Check every line in the records below for the word "this" and report how many have it, nothing more.

[Dataset entries on figures]
========

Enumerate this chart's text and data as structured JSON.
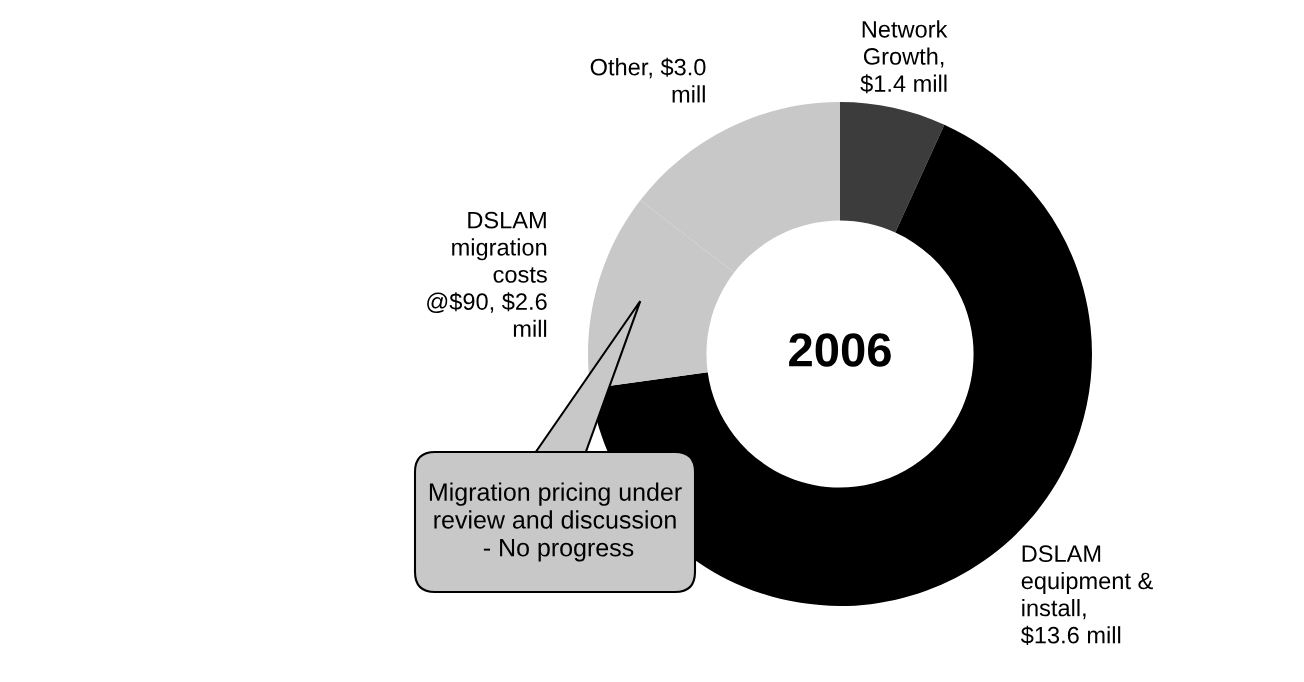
{
  "chart_data": {
    "type": "donut",
    "title": "2006",
    "categories": [
      "Network\nGrowth,\n$1.4 mill",
      "DSLAM\nequipment &\ninstall,\n$13.6 mill",
      "DSLAM\nmigration\ncosts\n@$90, $2.6\nmill",
      "Other, $3.0\nmill"
    ],
    "values": [
      1.4,
      13.6,
      2.6,
      3.0
    ],
    "colors": [
      "#3c3c3c",
      "#000000",
      "#c8c8c8",
      "#c8c8c8"
    ],
    "annotations": [
      "Migration pricing under\nreview and discussion\n - No progress"
    ],
    "legend": false
  }
}
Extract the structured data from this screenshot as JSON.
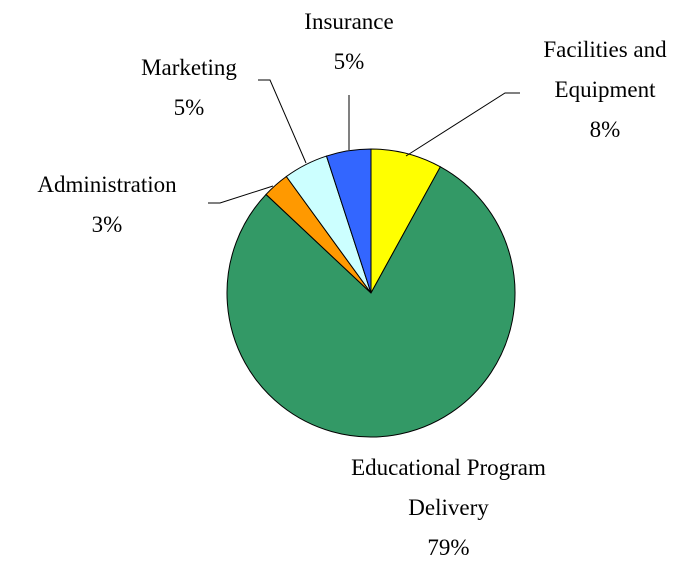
{
  "chart_data": {
    "type": "pie",
    "categories": [
      "Facilities and Equipment",
      "Educational Program Delivery",
      "Administration",
      "Marketing",
      "Insurance"
    ],
    "values": [
      8,
      79,
      3,
      5,
      5
    ],
    "value_labels": [
      "8%",
      "79%",
      "3%",
      "5%",
      "5%"
    ],
    "colors": [
      "#ffff00",
      "#339966",
      "#ff9900",
      "#ccffff",
      "#3366ff"
    ]
  }
}
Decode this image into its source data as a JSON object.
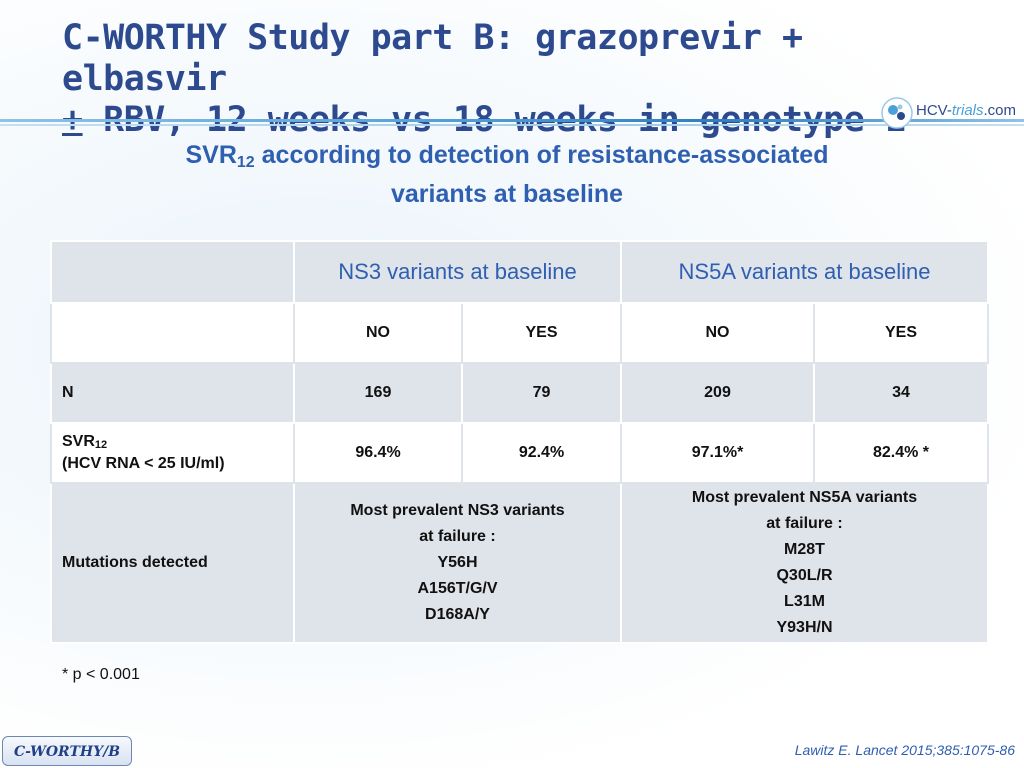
{
  "slide": {
    "title_line1": "C-WORTHY Study part B: grazoprevir + elbasvir",
    "title_pm": "+",
    "title_line2_rest": " RBV, 12 weeks vs 18 weeks in genotype 1",
    "subtitle_pre": "SVR",
    "subtitle_sub": "12",
    "subtitle_post": " according to detection of resistance-associated",
    "subtitle_line2": "variants at baseline",
    "logo_text_a": "HCV-",
    "logo_text_b": "trials",
    "logo_text_c": ".com",
    "footnote": "* p < 0.001",
    "reference": "Lawitz E. Lancet 2015;385:1075-86",
    "badge": "C-WORTHY/B"
  },
  "table": {
    "group_headers": [
      "NS3 variants at baseline",
      "NS5A variants at baseline"
    ],
    "subheaders": [
      "NO",
      "YES",
      "NO",
      "YES"
    ],
    "row_n": {
      "label": "N",
      "values": [
        "169",
        "79",
        "209",
        "34"
      ]
    },
    "row_svr": {
      "label_pre": "SVR",
      "label_sub": "12",
      "label_line2": "(HCV RNA < 25 IU/ml)",
      "values": [
        "96.4%",
        "92.4%",
        "97.1%*",
        "82.4% *"
      ]
    },
    "row_mut": {
      "label": "Mutations detected",
      "ns3": [
        "Most prevalent NS3 variants",
        "at failure :",
        "Y56H",
        "A156T/G/V",
        "D168A/Y"
      ],
      "ns5a": [
        "Most prevalent NS5A variants",
        "at failure :",
        "M28T",
        "Q30L/R",
        "L31M",
        "Y93H/N"
      ]
    }
  },
  "colors": {
    "title": "#2e4a8f",
    "subtitle": "#2f5fb0",
    "table_shade": "#dfe3ea"
  }
}
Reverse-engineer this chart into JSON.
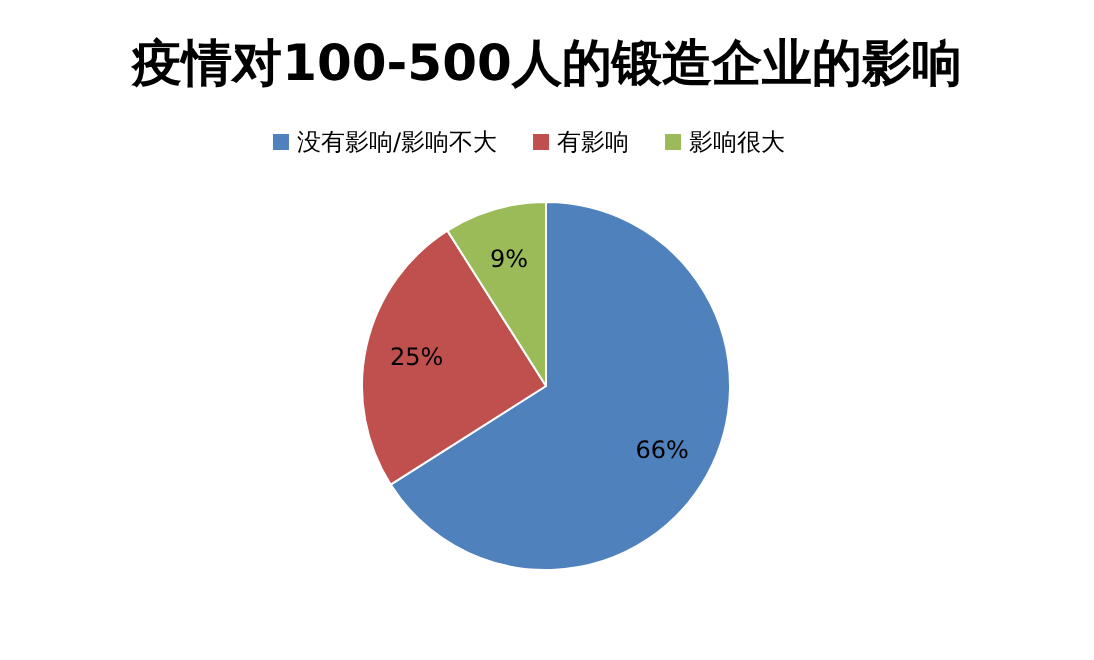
{
  "chart_data": {
    "type": "pie",
    "title": "疫情对100-500人的锻造企业的影响",
    "categories": [
      "没有影响/影响不大",
      "有影响",
      "影响很大"
    ],
    "values": [
      66,
      25,
      9
    ],
    "colors": [
      "#4f81bd",
      "#c0504d",
      "#9bbb59"
    ],
    "value_labels": [
      "66%",
      "25%",
      "9%"
    ],
    "legend": "top"
  }
}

========

### ANSWER TO THE EXERCISE
4